§ **Brief**:
Determine the number of lines holding the word "columns"; answer with that number only.

[Stored entries]
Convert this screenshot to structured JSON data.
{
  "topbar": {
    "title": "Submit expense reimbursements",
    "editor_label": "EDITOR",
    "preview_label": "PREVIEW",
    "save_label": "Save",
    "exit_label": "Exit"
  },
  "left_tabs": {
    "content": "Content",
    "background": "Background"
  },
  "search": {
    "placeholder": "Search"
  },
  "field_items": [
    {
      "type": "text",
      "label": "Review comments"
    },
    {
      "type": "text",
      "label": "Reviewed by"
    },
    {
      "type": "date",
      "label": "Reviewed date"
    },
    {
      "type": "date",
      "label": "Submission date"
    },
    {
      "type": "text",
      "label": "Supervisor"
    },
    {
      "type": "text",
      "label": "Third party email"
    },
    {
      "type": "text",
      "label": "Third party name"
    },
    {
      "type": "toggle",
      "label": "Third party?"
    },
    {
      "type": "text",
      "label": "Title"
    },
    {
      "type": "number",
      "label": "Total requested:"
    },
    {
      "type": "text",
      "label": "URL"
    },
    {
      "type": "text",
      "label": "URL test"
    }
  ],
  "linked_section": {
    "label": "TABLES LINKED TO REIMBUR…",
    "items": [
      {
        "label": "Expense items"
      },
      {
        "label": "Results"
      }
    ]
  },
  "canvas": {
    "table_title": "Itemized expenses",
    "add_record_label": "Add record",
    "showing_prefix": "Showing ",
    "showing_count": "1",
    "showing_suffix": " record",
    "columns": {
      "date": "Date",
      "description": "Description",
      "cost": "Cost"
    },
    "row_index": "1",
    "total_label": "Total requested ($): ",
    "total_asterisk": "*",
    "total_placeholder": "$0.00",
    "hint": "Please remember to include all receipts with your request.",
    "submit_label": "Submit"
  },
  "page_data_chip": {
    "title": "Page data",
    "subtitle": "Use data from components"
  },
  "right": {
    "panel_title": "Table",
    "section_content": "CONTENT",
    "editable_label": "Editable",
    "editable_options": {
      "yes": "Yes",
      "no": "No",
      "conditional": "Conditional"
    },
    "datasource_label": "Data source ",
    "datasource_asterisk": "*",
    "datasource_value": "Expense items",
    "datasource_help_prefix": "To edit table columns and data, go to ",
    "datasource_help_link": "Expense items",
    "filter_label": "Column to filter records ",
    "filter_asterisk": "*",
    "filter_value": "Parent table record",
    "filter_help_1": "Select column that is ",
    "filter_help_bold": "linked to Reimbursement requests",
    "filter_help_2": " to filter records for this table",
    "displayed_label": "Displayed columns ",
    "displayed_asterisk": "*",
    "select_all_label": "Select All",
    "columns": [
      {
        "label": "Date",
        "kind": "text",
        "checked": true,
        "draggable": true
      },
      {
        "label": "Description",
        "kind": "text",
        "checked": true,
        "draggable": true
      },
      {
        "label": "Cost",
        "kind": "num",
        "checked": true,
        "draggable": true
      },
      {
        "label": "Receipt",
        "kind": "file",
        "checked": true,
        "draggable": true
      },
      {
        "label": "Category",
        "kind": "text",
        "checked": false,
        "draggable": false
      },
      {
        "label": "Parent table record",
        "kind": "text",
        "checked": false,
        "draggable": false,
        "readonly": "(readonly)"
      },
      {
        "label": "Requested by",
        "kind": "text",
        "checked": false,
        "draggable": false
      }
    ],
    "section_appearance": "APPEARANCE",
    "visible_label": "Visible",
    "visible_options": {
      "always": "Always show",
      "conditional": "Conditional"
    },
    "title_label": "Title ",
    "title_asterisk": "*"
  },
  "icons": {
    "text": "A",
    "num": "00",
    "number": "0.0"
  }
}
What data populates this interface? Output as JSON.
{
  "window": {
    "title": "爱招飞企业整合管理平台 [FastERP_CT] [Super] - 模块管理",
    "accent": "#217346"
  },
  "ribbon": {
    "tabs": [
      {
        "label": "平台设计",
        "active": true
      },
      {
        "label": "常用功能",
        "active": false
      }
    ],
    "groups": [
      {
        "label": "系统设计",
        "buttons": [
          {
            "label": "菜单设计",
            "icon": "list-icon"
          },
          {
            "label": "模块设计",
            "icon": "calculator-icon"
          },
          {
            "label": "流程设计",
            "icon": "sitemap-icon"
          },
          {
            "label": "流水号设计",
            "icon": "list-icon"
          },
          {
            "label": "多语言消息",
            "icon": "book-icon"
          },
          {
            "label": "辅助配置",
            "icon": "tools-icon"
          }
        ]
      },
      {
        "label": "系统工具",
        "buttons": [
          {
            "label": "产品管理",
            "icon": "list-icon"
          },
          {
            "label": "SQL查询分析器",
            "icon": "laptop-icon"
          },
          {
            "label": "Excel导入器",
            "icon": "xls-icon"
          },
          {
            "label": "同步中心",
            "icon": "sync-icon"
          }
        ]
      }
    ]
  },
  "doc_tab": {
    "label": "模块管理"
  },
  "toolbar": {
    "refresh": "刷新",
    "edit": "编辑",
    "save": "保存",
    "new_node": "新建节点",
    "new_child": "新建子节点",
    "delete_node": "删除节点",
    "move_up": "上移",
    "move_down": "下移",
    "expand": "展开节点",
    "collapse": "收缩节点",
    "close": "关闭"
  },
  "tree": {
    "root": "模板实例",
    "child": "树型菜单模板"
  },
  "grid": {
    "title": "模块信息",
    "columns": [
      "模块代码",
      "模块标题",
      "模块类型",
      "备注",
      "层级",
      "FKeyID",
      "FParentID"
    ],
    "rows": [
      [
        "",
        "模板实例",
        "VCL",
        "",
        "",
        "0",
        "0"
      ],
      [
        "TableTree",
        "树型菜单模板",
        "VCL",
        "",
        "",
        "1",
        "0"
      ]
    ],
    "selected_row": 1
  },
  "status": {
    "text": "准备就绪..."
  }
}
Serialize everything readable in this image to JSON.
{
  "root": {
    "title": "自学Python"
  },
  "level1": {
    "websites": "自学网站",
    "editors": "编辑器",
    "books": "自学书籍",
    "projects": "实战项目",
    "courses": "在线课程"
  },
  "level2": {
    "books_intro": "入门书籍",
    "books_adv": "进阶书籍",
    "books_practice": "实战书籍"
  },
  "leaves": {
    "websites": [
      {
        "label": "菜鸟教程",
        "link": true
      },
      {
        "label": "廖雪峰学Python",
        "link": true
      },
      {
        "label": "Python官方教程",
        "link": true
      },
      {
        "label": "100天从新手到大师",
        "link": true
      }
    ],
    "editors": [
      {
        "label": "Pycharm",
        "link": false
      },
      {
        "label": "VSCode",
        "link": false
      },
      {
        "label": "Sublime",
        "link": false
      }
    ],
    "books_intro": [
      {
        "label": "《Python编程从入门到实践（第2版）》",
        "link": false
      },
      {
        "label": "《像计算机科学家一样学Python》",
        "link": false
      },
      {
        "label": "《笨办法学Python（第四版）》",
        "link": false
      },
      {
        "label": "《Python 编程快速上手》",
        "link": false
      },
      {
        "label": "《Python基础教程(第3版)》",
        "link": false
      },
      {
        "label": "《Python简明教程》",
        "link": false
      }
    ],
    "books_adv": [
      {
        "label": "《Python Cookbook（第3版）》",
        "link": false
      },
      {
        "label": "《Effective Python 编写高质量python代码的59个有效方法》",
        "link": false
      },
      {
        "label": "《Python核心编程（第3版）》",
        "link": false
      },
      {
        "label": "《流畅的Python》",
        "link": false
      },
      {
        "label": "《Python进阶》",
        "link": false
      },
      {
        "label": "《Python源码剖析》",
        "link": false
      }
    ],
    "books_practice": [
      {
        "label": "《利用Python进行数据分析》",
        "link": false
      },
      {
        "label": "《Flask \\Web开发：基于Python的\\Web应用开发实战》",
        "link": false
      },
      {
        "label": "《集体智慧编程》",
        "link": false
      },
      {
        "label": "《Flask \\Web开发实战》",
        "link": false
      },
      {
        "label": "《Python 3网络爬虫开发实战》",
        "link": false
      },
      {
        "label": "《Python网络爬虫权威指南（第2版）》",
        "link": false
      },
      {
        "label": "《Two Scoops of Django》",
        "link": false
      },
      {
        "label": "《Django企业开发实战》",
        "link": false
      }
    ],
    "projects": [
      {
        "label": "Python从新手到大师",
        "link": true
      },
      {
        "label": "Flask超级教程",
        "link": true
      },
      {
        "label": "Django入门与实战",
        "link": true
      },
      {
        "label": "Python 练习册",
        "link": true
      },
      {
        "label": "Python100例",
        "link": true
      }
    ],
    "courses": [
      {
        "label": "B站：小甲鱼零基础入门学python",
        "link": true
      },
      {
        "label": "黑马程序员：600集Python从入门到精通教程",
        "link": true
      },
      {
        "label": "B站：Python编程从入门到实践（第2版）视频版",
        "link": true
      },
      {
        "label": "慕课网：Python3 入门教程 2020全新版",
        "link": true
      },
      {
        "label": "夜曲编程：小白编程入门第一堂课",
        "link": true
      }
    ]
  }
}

§ **Expected output**:
5